(Source data)
^^^^
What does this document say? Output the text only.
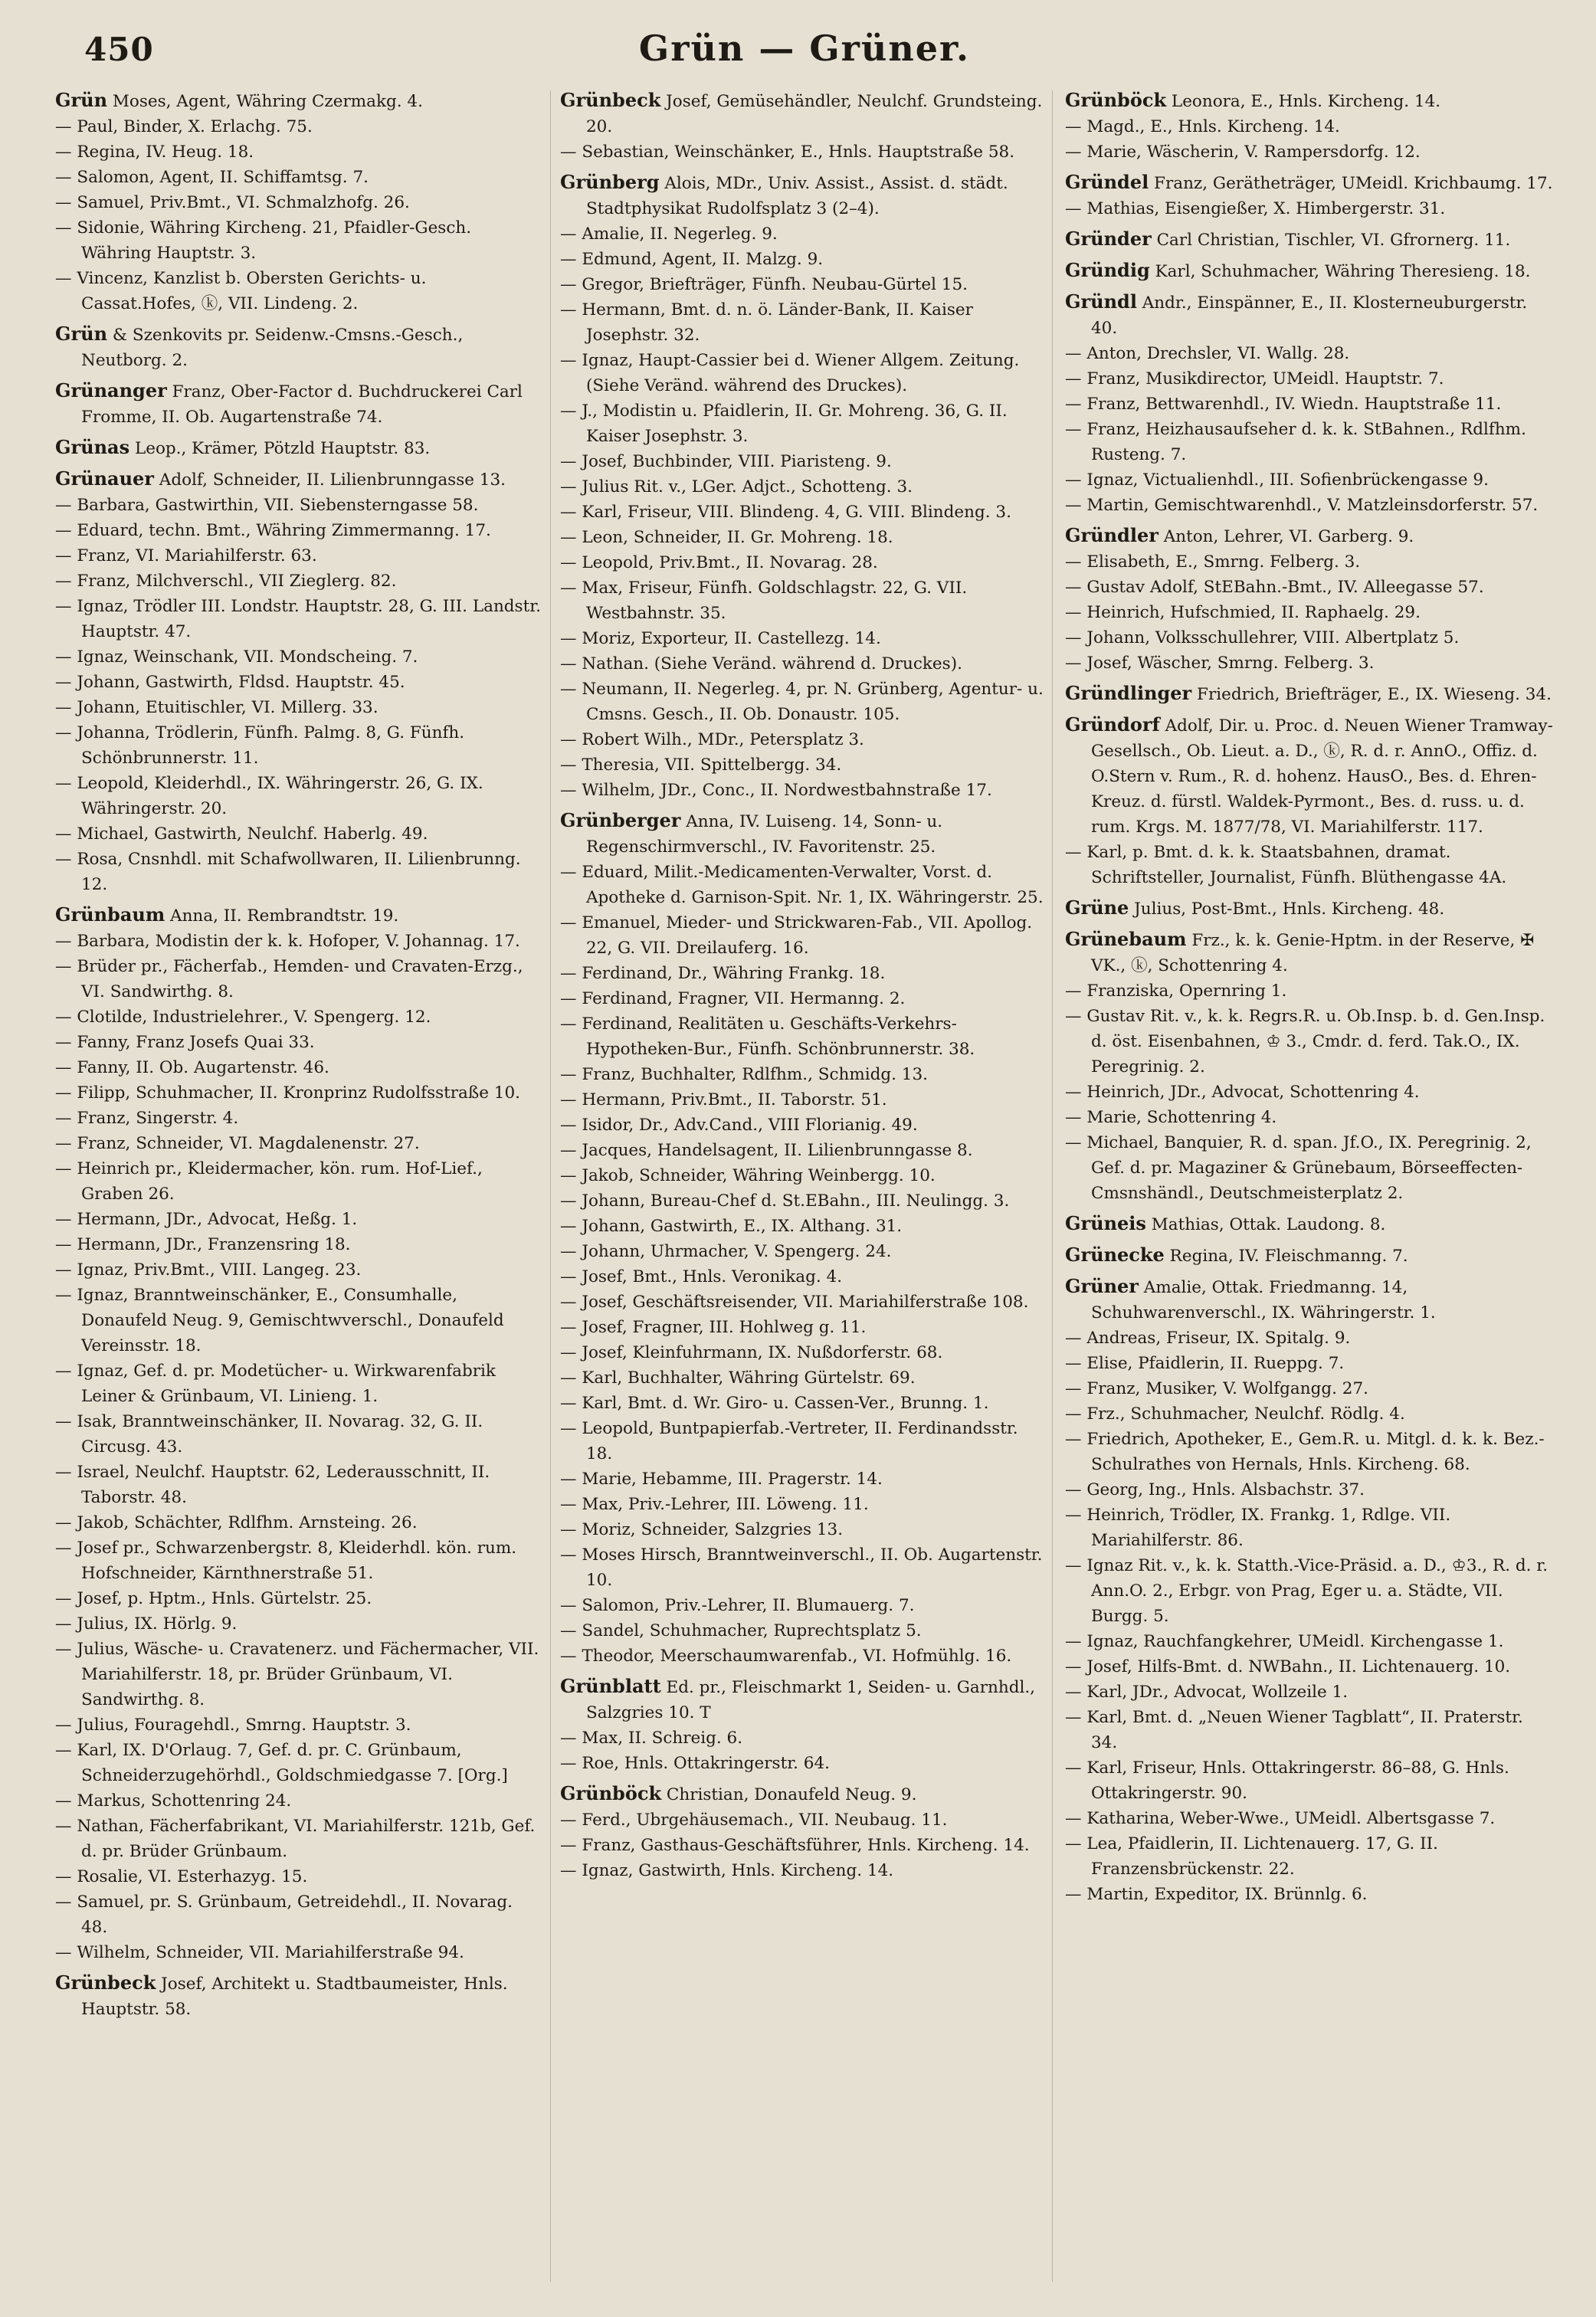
450	Grün — Grüner.

Grün Moses, Agent, Währing Czermakg. 4.

— Paul, Binder, X. Erlachg. 75.

— Regina, IV. Heug. 18.

— Salomon, Agent, II. Schiffamtsg. 7.

— Samuel, Priv.Bmt., VI. Schmalzhofg. 26.

— Sidonie, Währing Kircheng. 21, Pfaidler-Gesch. Währing Hauptstr. 3.

— Vincenz, Kanzlist b. Obersten Gerichts- u. Cassat.Hofes, ⓚ, VII. Lindeng. 2.

Grün & Szenkovits pr. Seidenw.-Cmsns.-Gesch., Neutborg. 2.

Grünanger Franz, Ober-Factor d. Buchdruckerei Carl Fromme, II. Ob. Augartenstraße 74.

Grünas Leop., Krämer, Pötzld Hauptstr. 83.

Grünauer Adolf, Schneider, II. Lilienbrunngasse 13.

— Barbara, Gastwirthin, VII. Siebensterngasse 58.

— Eduard, techn. Bmt., Währing Zimmermanng. 17.

— Franz, VI. Mariahilferstr. 63.

— Franz, Milchverschl., VII Zieglerg. 82.

— Ignaz, Trödler III. Londstr. Hauptstr. 28, G. III. Landstr. Hauptstr. 47.

— Ignaz, Weinschank, VII. Mondscheing. 7.

— Johann, Gastwirth, Fldsd. Hauptstr. 45.

— Johann, Etuitischler, VI. Millerg. 33.

— Johanna, Trödlerin, Fünfh. Palmg. 8, G. Fünfh. Schönbrunnerstr. 11.

— Leopold, Kleiderhdl., IX. Währingerstr. 26, G. IX. Währingerstr. 20.

— Michael, Gastwirth, Neulchf. Haberlg. 49.

— Rosa, Cnsnhdl. mit Schafwollwaren, II. Lilienbrunng. 12.

Grünbaum Anna, II. Rembrandtstr. 19.

— Barbara, Modistin der k. k. Hofoper, V. Johannag. 17.

— Brüder pr., Fächerfab., Hemden- und Cravaten-Erzg., VI. Sandwirthg. 8.

— Clotilde, Industrielehrer., V. Spengerg. 12.

— Fanny, Franz Josefs Quai 33.

— Fanny, II. Ob. Augartenstr. 46.

— Filipp, Schuhmacher, II. Kronprinz Rudolfsstraße 10.

— Franz, Singerstr. 4.

— Franz, Schneider, VI. Magdalenenstr. 27.

— Heinrich pr., Kleidermacher, kön. rum. Hof-Lief., Graben 26.

— Hermann, JDr., Advocat, Heßg. 1.

— Hermann, JDr., Franzensring 18.

— Ignaz, Priv.Bmt., VIII. Langeg. 23.

— Ignaz, Branntweinschänker, E., Consumhalle, Donaufeld Neug. 9, Gemischtwverschl., Donaufeld Vereinsstr. 18.

— Ignaz, Gef. d. pr. Modetücher- u. Wirkwarenfabrik Leiner & Grünbaum, VI. Linieng. 1.

— Isak, Branntweinschänker, II. Novarag. 32, G. II. Circusg. 43.

— Israel, Neulchf. Hauptstr. 62, Lederausschnitt, II. Taborstr. 48.

— Jakob, Schächter, Rdlfhm. Arnsteing. 26.

— Josef pr., Schwarzenbergstr. 8, Kleiderhdl. kön. rum. Hofschneider, Kärnthnerstraße 51.

— Josef, p. Hptm., Hnls. Gürtelstr. 25.

— Julius, IX. Hörlg. 9.

— Julius, Wäsche- u. Cravatenerz. und Fächermacher, VII. Mariahilferstr. 18, pr. Brüder Grünbaum, VI. Sandwirthg. 8.

— Julius, Fouragehdl., Smrng. Hauptstr. 3.

— Karl, IX. D'Orlaug. 7, Gef. d. pr. C. Grünbaum, Schneiderzugehörhdl., Goldschmiedgasse 7. [Org.]

— Markus, Schottenring 24.

— Nathan, Fächerfabrikant, VI. Mariahilferstr. 121b, Gef. d. pr. Brüder Grünbaum.

— Rosalie, VI. Esterhazyg. 15.

— Samuel, pr. S. Grünbaum, Getreidehdl., II. Novarag. 48.

— Wilhelm, Schneider, VII. Mariahilferstraße 94.

Grünbeck Josef, Architekt u. Stadtbaumeister, Hnls. Hauptstr. 58.

Grünbeck Josef, Gemüsehändler, Neulchf. Grundsteing. 20.

— Sebastian, Weinschänker, E., Hnls. Hauptstraße 58.

Grünberg Alois, MDr., Univ. Assist., Assist. d. städt. Stadtphysikat Rudolfsplatz 3 (2–4).

— Amalie, II. Negerleg. 9.

— Edmund, Agent, II. Malzg. 9.

— Gregor, Briefträger, Fünfh. Neubau-Gürtel 15.

— Hermann, Bmt. d. n. ö. Länder-Bank, II. Kaiser Josephstr. 32.

— Ignaz, Haupt-Cassier bei d. Wiener Allgem. Zeitung. (Siehe Veränd. während des Druckes).

— J., Modistin u. Pfaidlerin, II. Gr. Mohreng. 36, G. II. Kaiser Josephstr. 3.

— Josef, Buchbinder, VIII. Piaristeng. 9.

— Julius Rit. v., LGer. Adjct., Schotteng. 3.

— Karl, Friseur, VIII. Blindeng. 4, G. VIII. Blindeng. 3.

— Leon, Schneider, II. Gr. Mohreng. 18.

— Leopold, Priv.Bmt., II. Novarag. 28.

— Max, Friseur, Fünfh. Goldschlagstr. 22, G. VII. Westbahnstr. 35.

— Moriz, Exporteur, II. Castellezg. 14.

— Nathan. (Siehe Veränd. während d. Druckes).

— Neumann, II. Negerleg. 4, pr. N. Grünberg, Agentur- u. Cmsns. Gesch., II. Ob. Donaustr. 105.

— Robert Wilh., MDr., Petersplatz 3.

— Theresia, VII. Spittelbergg. 34.

— Wilhelm, JDr., Conc., II. Nordwestbahnstraße 17.

Grünberger Anna, IV. Luiseng. 14, Sonn- u. Regenschirmverschl., IV. Favoritenstr. 25.

— Eduard, Milit.-Medicamenten-Verwalter, Vorst. d. Apotheke d. Garnison-Spit. Nr. 1, IX. Währingerstr. 25.

— Emanuel, Mieder- und Strickwaren-Fab., VII. Apollog. 22, G. VII. Dreilauferg. 16.

— Ferdinand, Dr., Währing Frankg. 18.

— Ferdinand, Fragner, VII. Hermanng. 2.

— Ferdinand, Realitäten u. Geschäfts-Verkehrs-Hypotheken-Bur., Fünfh. Schönbrunnerstr. 38.

— Franz, Buchhalter, Rdlfhm., Schmidg. 13.

— Hermann, Priv.Bmt., II. Taborstr. 51.

— Isidor, Dr., Adv.Cand., VIII Florianig. 49.

— Jacques, Handelsagent, II. Lilienbrunngasse 8.

— Jakob, Schneider, Währing Weinbergg. 10.

— Johann, Bureau-Chef d. St.EBahn., III. Neulingg. 3.

— Johann, Gastwirth, E., IX. Althang. 31.

— Johann, Uhrmacher, V. Spengerg. 24.

— Josef, Bmt., Hnls. Veronikag. 4.

— Josef, Geschäftsreisender, VII. Mariahilferstraße 108.

— Josef, Fragner, III. Hohlweg g. 11.

— Josef, Kleinfuhrmann, IX. Nußdorferstr. 68.

— Karl, Buchhalter, Währing Gürtelstr. 69.

— Karl, Bmt. d. Wr. Giro- u. Cassen-Ver., Brunng. 1.

— Leopold, Buntpapierfab.-Vertreter, II. Ferdinandsstr. 18.

— Marie, Hebamme, III. Pragerstr. 14.

— Max, Priv.-Lehrer, III. Löweng. 11.

— Moriz, Schneider, Salzgries 13.

— Moses Hirsch, Branntweinverschl., II. Ob. Augartenstr. 10.

— Salomon, Priv.-Lehrer, II. Blumauerg. 7.

— Sandel, Schuhmacher, Ruprechtsplatz 5.

— Theodor, Meerschaumwarenfab., VI. Hofmühlg. 16.

Grünblatt Ed. pr., Fleischmarkt 1, Seiden- u. Garnhdl., Salzgries 10. T

— Max, II. Schreig. 6.

— Roe, Hnls. Ottakringerstr. 64.

Grünböck Christian, Donaufeld Neug. 9.

— Ferd., Ubrgehäusemach., VII. Neubaug. 11.

— Franz, Gasthaus-Geschäftsführer, Hnls. Kircheng. 14.

— Ignaz, Gastwirth, Hnls. Kircheng. 14.

Grünböck Leonora, E., Hnls. Kircheng. 14.

— Magd., E., Hnls. Kircheng. 14.

— Marie, Wäscherin, V. Rampersdorfg. 12.

Gründel Franz, Gerätheträger, UMeidl. Krichbaumg. 17.

— Mathias, Eisengießer, X. Himbergerstr. 31.

Gründer Carl Christian, Tischler, VI. Gfrornerg. 11.

Gründig Karl, Schuhmacher, Währing Theresieng. 18.

Gründl Andr., Einspänner, E., II. Klosterneuburgerstr. 40.

— Anton, Drechsler, VI. Wallg. 28.

— Franz, Musikdirector, UMeidl. Hauptstr. 7.

— Franz, Bettwarenhdl., IV. Wiedn. Hauptstraße 11.

— Franz, Heizhausaufseher d. k. k. StBahnen., Rdlfhm. Rusteng. 7.

— Ignaz, Victualienhdl., III. Sofienbrückengasse 9.

— Martin, Gemischtwarenhdl., V. Matzleinsdorferstr. 57.

Gründler Anton, Lehrer, VI. Garberg. 9.

— Elisabeth, E., Smrng. Felberg. 3.

— Gustav Adolf, StEBahn.-Bmt., IV. Alleegasse 57.

— Heinrich, Hufschmied, II. Raphaelg. 29.

— Johann, Volksschullehrer, VIII. Albertplatz 5.

— Josef, Wäscher, Smrng. Felberg. 3.

Gründlinger Friedrich, Briefträger, E., IX. Wieseng. 34.

Gründorf Adolf, Dir. u. Proc. d. Neuen Wiener Tramway-Gesellsch., Ob. Lieut. a. D., ⓚ, R. d. r. AnnO., Offiz. d. O.Stern v. Rum., R. d. hohenz. HausO., Bes. d. Ehren-Kreuz. d. fürstl. Waldek-Pyrmont., Bes. d. russ. u. d. rum. Krgs. M. 1877/78, VI. Mariahilferstr. 117.

— Karl, p. Bmt. d. k. k. Staatsbahnen, dramat. Schriftsteller, Journalist, Fünfh. Blüthengasse 4A.

Grüne Julius, Post-Bmt., Hnls. Kircheng. 48.

Grünebaum Frz., k. k. Genie-Hptm. in der Reserve, ✠ VK., ⓚ, Schottenring 4.

— Franziska, Opernring 1.

— Gustav Rit. v., k. k. Regrs.R. u. Ob.Insp. b. d. Gen.Insp. d. öst. Eisenbahnen, ♔ 3., Cmdr. d. ferd. Tak.O., IX. Peregrinig. 2.

— Heinrich, JDr., Advocat, Schottenring 4.

— Marie, Schottenring 4.

— Michael, Banquier, R. d. span. Jf.O., IX. Peregrinig. 2, Gef. d. pr. Magaziner & Grünebaum, Börseeffecten-Cmsnshändl., Deutschmeisterplatz 2.

Grüneis Mathias, Ottak. Laudong. 8.

Grünecke Regina, IV. Fleischmanng. 7.

Grüner Amalie, Ottak. Friedmanng. 14, Schuhwarenverschl., IX. Währingerstr. 1.

— Andreas, Friseur, IX. Spitalg. 9.

— Elise, Pfaidlerin, II. Rueppg. 7.

— Franz, Musiker, V. Wolfgangg. 27.

— Frz., Schuhmacher, Neulchf. Rödlg. 4.

— Friedrich, Apotheker, E., Gem.R. u. Mitgl. d. k. k. Bez.-Schulrathes von Hernals, Hnls. Kircheng. 68.

— Georg, Ing., Hnls. Alsbachstr. 37.

— Heinrich, Trödler, IX. Frankg. 1, Rdlge. VII. Mariahilferstr. 86.

— Ignaz Rit. v., k. k. Statth.-Vice-Präsid. a. D., ♔3., R. d. r. Ann.O. 2., Erbgr. von Prag, Eger u. a. Städte, VII. Burgg. 5.

— Ignaz, Rauchfangkehrer, UMeidl. Kirchengasse 1.

— Josef, Hilfs-Bmt. d. NWBahn., II. Lichtenauerg. 10.

— Karl, JDr., Advocat, Wollzeile 1.

— Karl, Bmt. d. „Neuen Wiener Tagblatt“, II. Praterstr. 34.

— Karl, Friseur, Hnls. Ottakringerstr. 86–88, G. Hnls. Ottakringerstr. 90.

— Katharina, Weber-Wwe., UMeidl. Albertsgasse 7.

— Lea, Pfaidlerin, II. Lichtenauerg. 17, G. II. Franzensbrückenstr. 22.

— Martin, Expeditor, IX. Brünnlg. 6.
^^^^
Required task:
Identify the lines above that contain the word "Neuen", then copy them.

Answer for the task:
Gründorf Adolf, Dir. u. Proc. d. Neuen Wiener Tramway-Gesellsch., Ob. Lieut. a. D., ⓚ, R. d. r. AnnO., Offiz. d. O.Stern v. Rum., R. d. hohenz. HausO., Bes. d. Ehren-Kreuz. d. fürstl. Waldek-Pyrmont., Bes. d. russ. u. d. rum. Krgs. M. 1877/78, VI. Mariahilferstr. 117.
— Karl, Bmt. d. „Neuen Wiener Tagblatt“, II. Praterstr. 34.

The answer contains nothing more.